EXTRACTED MATERIAL
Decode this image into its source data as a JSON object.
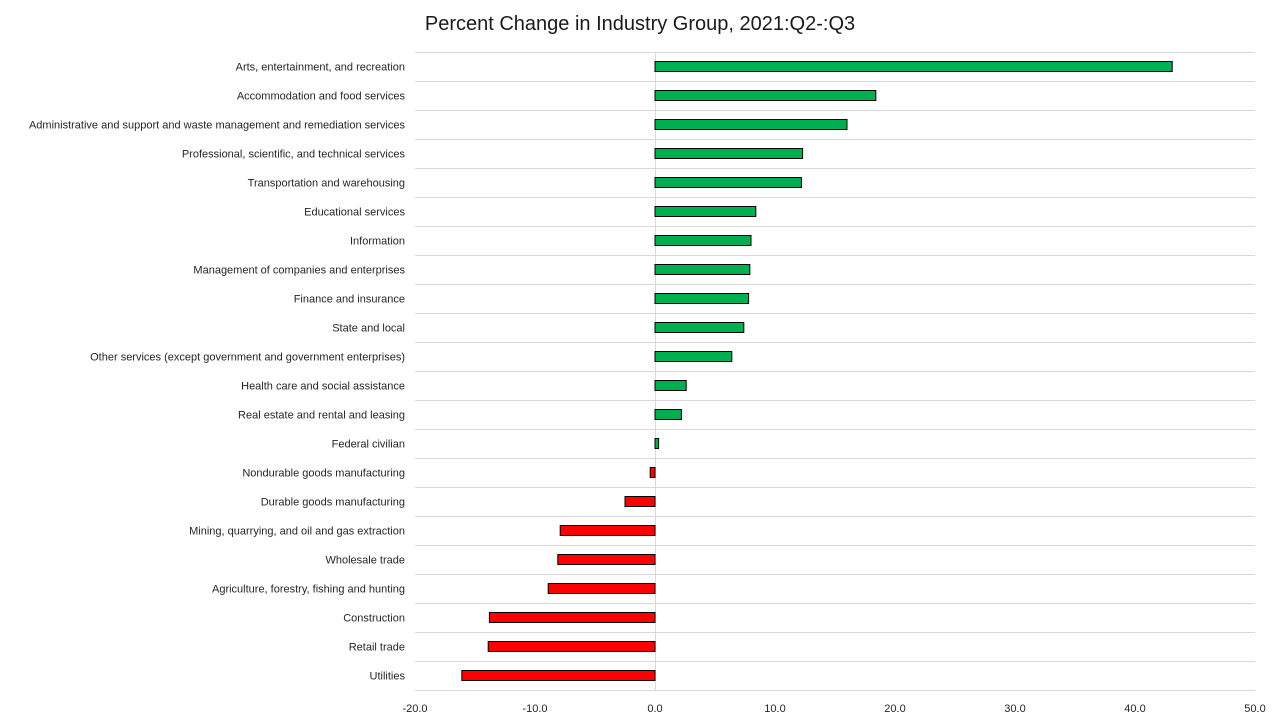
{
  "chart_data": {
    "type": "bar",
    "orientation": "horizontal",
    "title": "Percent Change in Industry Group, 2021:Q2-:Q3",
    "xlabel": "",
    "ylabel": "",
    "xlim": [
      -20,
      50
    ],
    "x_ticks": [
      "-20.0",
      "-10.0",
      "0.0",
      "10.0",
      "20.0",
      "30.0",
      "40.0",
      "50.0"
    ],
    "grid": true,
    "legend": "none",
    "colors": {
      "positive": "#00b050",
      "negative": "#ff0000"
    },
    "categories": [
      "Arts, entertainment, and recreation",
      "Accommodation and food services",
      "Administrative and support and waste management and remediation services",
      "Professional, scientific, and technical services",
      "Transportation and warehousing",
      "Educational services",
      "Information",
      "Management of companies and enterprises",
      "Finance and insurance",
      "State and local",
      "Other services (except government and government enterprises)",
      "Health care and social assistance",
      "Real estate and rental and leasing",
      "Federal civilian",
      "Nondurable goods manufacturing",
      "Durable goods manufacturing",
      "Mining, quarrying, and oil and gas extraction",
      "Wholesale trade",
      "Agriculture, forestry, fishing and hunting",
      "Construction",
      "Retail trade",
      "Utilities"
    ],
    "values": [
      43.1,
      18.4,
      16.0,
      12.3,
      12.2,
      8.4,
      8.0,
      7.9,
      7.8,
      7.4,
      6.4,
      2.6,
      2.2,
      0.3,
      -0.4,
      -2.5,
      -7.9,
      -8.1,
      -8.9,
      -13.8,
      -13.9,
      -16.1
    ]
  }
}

CHALLENGE
Each line above that holds the string "goods" should be copied and shown.

IN RESPONSE
      "Nondurable goods manufacturing",
      "Durable goods manufacturing",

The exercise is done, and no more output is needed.